| What is being asked |
Determine the number of lines holding the word "Dosage"; answer with that number only.
--- Start of Recorded data ---
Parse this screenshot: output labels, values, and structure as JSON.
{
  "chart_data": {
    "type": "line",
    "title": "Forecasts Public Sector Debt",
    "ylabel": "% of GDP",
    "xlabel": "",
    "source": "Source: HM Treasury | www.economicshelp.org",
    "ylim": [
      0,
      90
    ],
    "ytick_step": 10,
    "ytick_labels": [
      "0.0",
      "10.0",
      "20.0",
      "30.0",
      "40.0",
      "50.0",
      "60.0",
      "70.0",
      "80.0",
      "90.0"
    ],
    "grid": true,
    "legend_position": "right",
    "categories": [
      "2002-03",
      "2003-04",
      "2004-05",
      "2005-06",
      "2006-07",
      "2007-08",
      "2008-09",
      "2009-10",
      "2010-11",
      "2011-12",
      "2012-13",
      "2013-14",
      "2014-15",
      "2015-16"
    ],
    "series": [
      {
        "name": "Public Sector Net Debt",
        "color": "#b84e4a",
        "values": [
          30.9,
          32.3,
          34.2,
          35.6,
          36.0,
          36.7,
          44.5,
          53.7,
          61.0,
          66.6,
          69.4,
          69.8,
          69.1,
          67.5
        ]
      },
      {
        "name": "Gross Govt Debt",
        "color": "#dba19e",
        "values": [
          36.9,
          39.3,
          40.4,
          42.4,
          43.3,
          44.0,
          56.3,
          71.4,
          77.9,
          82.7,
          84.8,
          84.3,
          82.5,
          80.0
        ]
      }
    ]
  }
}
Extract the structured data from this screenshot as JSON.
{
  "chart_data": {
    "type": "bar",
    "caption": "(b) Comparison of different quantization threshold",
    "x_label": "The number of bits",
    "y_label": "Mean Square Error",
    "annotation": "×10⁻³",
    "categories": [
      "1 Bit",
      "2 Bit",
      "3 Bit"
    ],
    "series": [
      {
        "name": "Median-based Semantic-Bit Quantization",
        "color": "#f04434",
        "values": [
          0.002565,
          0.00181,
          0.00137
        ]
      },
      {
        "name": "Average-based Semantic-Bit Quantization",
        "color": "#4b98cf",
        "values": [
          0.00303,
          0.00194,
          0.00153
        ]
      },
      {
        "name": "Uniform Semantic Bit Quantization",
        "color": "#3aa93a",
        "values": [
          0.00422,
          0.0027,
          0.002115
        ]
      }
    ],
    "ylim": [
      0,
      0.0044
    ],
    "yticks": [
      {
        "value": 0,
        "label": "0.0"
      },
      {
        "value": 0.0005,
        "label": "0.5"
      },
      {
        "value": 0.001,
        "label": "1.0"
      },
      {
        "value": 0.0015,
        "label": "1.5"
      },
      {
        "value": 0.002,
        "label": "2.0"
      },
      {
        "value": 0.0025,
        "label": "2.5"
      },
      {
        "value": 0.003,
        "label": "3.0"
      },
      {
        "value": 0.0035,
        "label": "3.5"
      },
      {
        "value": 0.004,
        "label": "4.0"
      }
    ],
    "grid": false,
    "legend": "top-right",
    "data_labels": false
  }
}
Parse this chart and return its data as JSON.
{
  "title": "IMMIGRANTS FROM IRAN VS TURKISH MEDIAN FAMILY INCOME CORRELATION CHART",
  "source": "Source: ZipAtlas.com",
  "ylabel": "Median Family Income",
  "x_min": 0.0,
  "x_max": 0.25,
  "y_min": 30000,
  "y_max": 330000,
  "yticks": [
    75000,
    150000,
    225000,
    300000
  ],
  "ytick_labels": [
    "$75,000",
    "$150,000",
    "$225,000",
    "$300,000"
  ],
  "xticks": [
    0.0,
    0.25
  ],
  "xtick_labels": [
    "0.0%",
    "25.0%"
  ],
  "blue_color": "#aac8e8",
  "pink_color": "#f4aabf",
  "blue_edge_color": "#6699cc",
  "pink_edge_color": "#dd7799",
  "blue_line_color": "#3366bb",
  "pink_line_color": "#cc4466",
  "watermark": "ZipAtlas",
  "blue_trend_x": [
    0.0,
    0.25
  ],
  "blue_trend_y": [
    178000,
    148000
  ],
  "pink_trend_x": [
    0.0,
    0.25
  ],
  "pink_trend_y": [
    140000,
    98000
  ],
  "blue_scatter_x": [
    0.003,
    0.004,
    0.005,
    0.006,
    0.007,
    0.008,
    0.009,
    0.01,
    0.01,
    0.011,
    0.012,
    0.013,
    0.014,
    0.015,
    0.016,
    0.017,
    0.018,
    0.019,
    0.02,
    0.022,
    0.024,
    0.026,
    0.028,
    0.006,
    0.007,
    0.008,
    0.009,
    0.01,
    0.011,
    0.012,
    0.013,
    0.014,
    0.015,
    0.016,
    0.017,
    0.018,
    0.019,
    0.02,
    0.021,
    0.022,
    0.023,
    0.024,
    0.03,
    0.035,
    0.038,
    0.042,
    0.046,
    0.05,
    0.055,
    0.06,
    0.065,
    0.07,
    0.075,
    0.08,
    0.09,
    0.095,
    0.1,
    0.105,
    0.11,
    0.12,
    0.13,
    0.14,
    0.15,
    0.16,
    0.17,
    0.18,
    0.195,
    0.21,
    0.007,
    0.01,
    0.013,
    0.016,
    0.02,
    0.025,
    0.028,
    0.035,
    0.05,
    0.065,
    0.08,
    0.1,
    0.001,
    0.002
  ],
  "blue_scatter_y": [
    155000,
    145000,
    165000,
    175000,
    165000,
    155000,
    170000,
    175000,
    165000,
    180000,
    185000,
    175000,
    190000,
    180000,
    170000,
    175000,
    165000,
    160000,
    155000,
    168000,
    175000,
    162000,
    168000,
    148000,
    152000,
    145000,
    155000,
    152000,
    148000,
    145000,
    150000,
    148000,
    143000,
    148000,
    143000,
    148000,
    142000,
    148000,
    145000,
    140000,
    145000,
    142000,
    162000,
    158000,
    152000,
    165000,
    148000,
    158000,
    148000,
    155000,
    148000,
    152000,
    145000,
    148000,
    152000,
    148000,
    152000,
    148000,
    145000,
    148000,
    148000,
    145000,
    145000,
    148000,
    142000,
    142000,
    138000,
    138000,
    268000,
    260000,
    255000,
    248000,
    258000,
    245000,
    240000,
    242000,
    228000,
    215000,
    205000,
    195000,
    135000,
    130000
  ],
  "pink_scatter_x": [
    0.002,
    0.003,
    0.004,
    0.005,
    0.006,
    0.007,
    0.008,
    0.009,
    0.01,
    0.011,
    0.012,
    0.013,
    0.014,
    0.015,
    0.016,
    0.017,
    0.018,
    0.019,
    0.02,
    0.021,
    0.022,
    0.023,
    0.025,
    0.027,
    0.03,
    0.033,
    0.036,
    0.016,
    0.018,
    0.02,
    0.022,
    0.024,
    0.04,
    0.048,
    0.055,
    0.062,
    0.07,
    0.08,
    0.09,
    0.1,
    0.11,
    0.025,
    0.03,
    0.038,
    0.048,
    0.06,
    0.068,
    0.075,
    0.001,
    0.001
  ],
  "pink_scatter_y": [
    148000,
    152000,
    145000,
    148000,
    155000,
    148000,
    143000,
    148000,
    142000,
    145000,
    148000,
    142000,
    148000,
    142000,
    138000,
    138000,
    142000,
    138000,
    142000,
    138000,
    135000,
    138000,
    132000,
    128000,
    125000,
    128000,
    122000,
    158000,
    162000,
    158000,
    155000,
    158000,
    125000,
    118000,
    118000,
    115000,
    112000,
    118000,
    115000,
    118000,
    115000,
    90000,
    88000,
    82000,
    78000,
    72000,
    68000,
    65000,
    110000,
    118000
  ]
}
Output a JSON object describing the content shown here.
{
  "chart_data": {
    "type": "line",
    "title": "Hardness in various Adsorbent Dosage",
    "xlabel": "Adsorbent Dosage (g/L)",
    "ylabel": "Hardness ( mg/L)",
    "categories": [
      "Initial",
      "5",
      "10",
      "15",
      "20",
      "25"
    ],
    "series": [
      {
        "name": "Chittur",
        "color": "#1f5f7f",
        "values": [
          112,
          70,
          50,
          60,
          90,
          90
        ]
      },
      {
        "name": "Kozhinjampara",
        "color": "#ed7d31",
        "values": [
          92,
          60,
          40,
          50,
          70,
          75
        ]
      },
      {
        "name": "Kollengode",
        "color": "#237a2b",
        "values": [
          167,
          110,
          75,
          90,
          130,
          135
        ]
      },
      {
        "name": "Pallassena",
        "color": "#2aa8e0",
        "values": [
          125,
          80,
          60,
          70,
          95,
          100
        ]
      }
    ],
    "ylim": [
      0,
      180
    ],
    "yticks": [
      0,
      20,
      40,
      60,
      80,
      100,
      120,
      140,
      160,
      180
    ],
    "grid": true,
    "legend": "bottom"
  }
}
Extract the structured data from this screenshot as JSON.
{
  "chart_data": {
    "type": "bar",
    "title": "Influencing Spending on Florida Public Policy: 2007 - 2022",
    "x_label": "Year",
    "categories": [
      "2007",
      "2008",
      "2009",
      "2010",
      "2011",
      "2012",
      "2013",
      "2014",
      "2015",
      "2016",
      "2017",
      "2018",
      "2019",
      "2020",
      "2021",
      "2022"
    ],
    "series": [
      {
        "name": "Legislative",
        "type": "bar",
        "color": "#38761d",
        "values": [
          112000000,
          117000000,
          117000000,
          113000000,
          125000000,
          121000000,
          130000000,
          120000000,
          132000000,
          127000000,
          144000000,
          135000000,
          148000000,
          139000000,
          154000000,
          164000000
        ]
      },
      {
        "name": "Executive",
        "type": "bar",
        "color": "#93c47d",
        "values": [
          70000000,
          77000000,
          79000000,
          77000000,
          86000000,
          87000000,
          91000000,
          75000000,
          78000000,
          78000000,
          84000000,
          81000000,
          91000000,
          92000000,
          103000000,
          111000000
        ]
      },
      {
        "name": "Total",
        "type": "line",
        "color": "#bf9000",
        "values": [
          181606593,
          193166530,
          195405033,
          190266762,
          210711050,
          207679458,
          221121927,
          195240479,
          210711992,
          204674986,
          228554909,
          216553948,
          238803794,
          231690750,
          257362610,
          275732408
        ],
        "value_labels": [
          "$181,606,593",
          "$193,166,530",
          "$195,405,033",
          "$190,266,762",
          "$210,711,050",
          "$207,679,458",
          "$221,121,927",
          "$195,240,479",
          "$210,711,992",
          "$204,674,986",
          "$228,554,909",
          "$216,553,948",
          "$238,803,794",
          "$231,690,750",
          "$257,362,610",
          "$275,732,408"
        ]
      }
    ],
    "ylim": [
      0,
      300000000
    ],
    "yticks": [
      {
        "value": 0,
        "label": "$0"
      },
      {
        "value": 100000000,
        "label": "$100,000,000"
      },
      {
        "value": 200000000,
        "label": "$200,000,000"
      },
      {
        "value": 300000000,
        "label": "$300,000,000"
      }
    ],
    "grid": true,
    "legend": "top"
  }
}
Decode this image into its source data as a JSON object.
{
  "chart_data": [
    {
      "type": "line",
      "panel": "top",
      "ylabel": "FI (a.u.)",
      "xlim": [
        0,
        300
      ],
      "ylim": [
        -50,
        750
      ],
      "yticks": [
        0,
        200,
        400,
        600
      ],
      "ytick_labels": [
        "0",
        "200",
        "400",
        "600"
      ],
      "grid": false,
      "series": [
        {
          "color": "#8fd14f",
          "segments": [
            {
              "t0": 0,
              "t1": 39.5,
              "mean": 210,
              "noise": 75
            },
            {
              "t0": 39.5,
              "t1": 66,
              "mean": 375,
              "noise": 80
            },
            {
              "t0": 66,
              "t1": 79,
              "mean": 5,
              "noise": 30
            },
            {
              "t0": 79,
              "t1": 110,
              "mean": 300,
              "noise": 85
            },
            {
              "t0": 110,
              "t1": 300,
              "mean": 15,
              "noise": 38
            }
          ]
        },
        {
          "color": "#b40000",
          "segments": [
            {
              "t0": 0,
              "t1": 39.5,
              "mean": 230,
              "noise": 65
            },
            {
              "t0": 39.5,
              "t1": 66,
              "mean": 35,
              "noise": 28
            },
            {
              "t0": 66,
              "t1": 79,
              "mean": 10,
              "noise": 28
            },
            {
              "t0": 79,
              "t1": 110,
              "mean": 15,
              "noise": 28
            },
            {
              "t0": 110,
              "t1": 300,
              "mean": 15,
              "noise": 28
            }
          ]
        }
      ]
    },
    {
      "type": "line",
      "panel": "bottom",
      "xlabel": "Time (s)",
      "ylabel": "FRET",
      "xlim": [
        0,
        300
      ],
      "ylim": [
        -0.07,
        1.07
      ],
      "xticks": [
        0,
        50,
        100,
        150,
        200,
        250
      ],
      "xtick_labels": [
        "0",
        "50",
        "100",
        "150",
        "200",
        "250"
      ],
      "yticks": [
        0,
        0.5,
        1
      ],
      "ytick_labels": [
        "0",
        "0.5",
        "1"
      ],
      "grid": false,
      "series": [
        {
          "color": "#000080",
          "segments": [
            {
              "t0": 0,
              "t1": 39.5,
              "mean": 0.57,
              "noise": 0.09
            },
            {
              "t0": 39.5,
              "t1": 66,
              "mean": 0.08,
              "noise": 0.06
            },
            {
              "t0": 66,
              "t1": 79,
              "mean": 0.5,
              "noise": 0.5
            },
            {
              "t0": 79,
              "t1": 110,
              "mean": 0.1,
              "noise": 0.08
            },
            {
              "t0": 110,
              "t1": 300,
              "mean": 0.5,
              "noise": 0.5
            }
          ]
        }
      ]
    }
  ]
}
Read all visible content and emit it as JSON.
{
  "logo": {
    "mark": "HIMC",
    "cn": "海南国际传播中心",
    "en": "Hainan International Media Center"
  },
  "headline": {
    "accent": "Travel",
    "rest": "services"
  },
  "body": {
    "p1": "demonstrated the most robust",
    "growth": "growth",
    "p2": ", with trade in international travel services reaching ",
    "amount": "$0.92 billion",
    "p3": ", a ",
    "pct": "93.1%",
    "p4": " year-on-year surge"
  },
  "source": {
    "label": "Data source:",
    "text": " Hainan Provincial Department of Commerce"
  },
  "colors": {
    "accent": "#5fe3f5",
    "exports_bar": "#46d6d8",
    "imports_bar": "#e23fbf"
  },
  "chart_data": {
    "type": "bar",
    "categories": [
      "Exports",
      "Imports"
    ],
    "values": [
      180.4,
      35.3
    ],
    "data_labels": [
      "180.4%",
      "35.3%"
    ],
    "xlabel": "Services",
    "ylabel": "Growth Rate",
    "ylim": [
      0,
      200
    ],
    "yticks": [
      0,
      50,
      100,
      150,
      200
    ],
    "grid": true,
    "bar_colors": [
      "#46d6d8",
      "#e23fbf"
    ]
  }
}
--- End of Recorded data ---
| Correct output |
2